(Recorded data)
= = = =
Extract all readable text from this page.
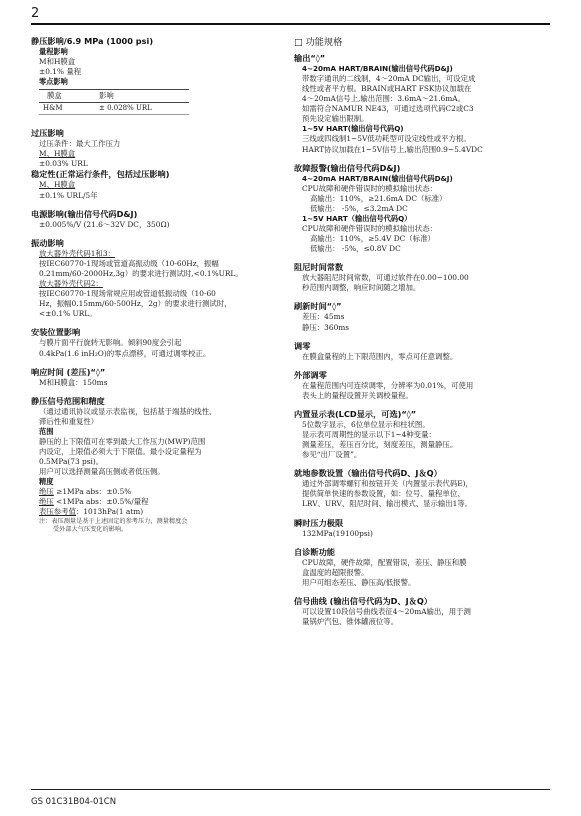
2
静压影响/6.9 MPa (1000 psi)
量程影响
M和H膜盒
±0.1% 量程
零点影响
膜盒	影响
H&M	± 0.028% URL
过压影响
过压条件：最大工作压力
M、H膜盒
±0.03% URL
稳定性(正常运行条件，包括过压影响)
M、H膜盒
±0.1% URL/5年
电源影响(输出信号代码D&J)
±0.005%/V (21.6～32V DC，350Ω)
振动影响
放大器外壳代码1和3：
按IEC60770-1现场或管道高振动级（10-60Hz，振幅
0.21mm/60-2000Hz,3g）的要求进行测试时,<0.1%URL。
放大器外壳代码2：
按IEC60770-1现场常规应用或管道低振动级（10-60
Hz，振幅0.15mm/60-500Hz，2g）的要求进行测试时，
<±0.1% URL。
安装位置影响
与膜片面平行旋转无影响。倾斜90度会引起
0.4kPa(1.6 inH₂O)的零点漂移，可通过调零校正。
响应时间 (差压)“◊”
M和H膜盒：150ms
静压信号范围和精度
（通过通讯协议或显示表监视，包括基于端基的线性、
滞后性和重复性）
范围
静压的上下限值可在零到最大工作压力(MWP)范围
内设定，上限值必须大于下限值。最小设定量程为
0.5MPa(73 psi)。
用户可以选择测量高压侧或者低压侧。
精度
绝压 ≥1MPa abs：±0.5%
绝压 <1MPa abs：±0.5%/量程
表压参考值：1013hPa(1 atm)
注：表压测量是基于上述固定的参考压力，测量精度会
受外部大气压变化的影响。
□ 功能规格
输出“◊”
4~20mA HART/BRAIN(输出信号代码D&J)
带数字通讯的二线制，4～20mA DC输出，可设定成
线性或者平方根。BRAIN或HART FSK协议加载在
4～20mA信号上,输出范围：3.6mA～21.6mA。
如需符合NAMUR NE43，可通过选项代码C2或C3
预先设定输出限制。
1~5V HART(输出信号代码Q)
三线或四线制1~5V低功耗型可设定线性或平方根。
HART协议加载在1~5V信号上,输出范围0.9~5.4VDC
故障报警(输出信号代码D&J)
4~20mA HART/BRAIN(输出信号代码D&J)
CPU故障和硬件错误时的模拟输出状态：
高输出：110%，≥21.6mA DC（标准）
低输出： -5%，≤3.2mA DC
1~5V HART（输出信号代码Q）
CPU故障和硬件错误时的模拟输出状态：
高输出：110%，≥5.4V DC（标准）
低输出： -5%，≤0.8V DC
阻尼时间常数
放大器阻尼时间常数，可通过软件在0.00~100.00
秒范围内调整，响应时间随之增加。
刷新时间“◊”
差压：45ms
静压：360ms
调零
在膜盒量程的上下限范围内，零点可任意调整。
外部调零
在量程范围内可连续调零，分辨率为0.01%，可使用
表头上的量程设置开关调校量程。
内置显示表(LCD显示，可选)“◊”
5位数字显示，6位单位显示和柱状图。
显示表可周期性的显示以下1~4种变量：
测量差压，差压百分比，刻度差压，测量静压。
参见“出厂设置”。
就地参数设置（输出信号代码D、J＆Q）
通过外部调零螺钉和按钮开关（内置显示表代码E)，
提供简单快速的参数设置，如：位号、量程单位、
LRV、URV、阻尼时间、输出模式、显示输出1等。
瞬时压力极限
132MPa(19100psi)
自诊断功能
CPU故障，硬件故障，配置错误，差压、静压和膜
盒温度的超限报警。
用户可组态差压、静压高/低报警。
信号曲线 (输出信号代码为D、J＆Q）
可以设置10段信号曲线表征4～20mA输出，用于测
量锅炉汽包、锥体罐液位等。
GS 01C31B04-01CN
= = = =
SHORT PROBLEM => Indicate how many lines of the material contain the string "输出信号代码D", giving the number and nothing more.

SOLUTION => 5